**Your goal**
Copy every line of the following data that includes the string "What".

**Dataset entries**
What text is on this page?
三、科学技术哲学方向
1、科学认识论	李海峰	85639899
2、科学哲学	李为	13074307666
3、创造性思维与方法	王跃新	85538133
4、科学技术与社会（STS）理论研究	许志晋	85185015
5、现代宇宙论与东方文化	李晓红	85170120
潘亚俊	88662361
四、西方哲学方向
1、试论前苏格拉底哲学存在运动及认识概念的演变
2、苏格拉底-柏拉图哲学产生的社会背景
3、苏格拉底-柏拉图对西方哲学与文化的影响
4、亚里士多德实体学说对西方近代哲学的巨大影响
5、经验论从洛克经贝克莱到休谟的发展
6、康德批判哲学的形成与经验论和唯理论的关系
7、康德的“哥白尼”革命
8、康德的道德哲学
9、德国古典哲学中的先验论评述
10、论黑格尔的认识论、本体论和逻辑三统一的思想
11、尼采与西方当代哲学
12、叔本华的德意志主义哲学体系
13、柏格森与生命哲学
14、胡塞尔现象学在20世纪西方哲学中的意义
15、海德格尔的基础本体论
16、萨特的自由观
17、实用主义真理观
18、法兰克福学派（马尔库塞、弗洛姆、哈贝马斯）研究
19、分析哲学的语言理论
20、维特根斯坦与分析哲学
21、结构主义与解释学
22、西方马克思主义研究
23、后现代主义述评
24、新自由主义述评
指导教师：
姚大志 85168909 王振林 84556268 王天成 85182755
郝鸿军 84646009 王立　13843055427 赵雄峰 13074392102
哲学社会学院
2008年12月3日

==

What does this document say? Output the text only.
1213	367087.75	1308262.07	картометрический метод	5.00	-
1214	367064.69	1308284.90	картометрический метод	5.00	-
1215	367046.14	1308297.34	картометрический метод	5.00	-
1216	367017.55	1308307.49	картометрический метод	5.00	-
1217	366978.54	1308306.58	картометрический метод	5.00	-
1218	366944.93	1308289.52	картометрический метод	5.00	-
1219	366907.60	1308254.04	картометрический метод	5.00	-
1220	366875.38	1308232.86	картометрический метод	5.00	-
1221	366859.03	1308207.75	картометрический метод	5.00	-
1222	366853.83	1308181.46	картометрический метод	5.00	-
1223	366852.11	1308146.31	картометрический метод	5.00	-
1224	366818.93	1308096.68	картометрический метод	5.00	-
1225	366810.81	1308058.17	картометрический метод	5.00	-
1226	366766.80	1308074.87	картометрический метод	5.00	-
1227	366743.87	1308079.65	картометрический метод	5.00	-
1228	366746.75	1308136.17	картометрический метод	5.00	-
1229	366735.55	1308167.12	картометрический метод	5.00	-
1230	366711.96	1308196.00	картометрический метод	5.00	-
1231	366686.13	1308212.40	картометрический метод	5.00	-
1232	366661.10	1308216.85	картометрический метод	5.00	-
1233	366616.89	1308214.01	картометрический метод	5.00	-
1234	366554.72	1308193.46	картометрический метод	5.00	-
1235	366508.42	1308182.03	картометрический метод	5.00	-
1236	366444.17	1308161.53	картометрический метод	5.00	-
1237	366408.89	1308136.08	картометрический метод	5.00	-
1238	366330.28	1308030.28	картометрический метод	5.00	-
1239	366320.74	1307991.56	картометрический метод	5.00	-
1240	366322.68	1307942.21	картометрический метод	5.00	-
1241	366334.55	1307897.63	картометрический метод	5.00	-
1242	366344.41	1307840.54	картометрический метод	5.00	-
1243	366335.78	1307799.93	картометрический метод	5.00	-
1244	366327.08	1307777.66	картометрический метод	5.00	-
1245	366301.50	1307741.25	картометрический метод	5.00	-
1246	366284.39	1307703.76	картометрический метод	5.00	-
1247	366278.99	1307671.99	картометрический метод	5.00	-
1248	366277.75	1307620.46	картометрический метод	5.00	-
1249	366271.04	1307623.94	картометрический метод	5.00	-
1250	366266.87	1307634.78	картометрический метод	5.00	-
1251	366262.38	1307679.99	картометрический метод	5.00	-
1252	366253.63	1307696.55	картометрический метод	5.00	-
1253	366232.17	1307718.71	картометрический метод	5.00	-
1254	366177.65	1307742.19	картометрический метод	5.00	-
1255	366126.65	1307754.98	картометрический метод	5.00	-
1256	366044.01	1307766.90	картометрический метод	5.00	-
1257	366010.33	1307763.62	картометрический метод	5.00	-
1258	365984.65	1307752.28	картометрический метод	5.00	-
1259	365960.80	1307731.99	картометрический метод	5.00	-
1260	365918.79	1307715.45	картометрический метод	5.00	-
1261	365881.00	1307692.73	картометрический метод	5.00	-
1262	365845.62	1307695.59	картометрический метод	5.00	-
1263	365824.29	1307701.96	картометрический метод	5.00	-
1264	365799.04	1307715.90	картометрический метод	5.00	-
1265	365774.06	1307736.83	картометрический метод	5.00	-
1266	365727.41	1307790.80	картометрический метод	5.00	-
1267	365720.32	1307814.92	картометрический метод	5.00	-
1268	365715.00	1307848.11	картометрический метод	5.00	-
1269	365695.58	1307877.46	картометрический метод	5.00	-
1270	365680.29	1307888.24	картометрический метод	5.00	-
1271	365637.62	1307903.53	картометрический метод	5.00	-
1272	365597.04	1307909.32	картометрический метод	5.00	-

**Response to the exercise**
What text is on this page?
What does this document say? Output the text only.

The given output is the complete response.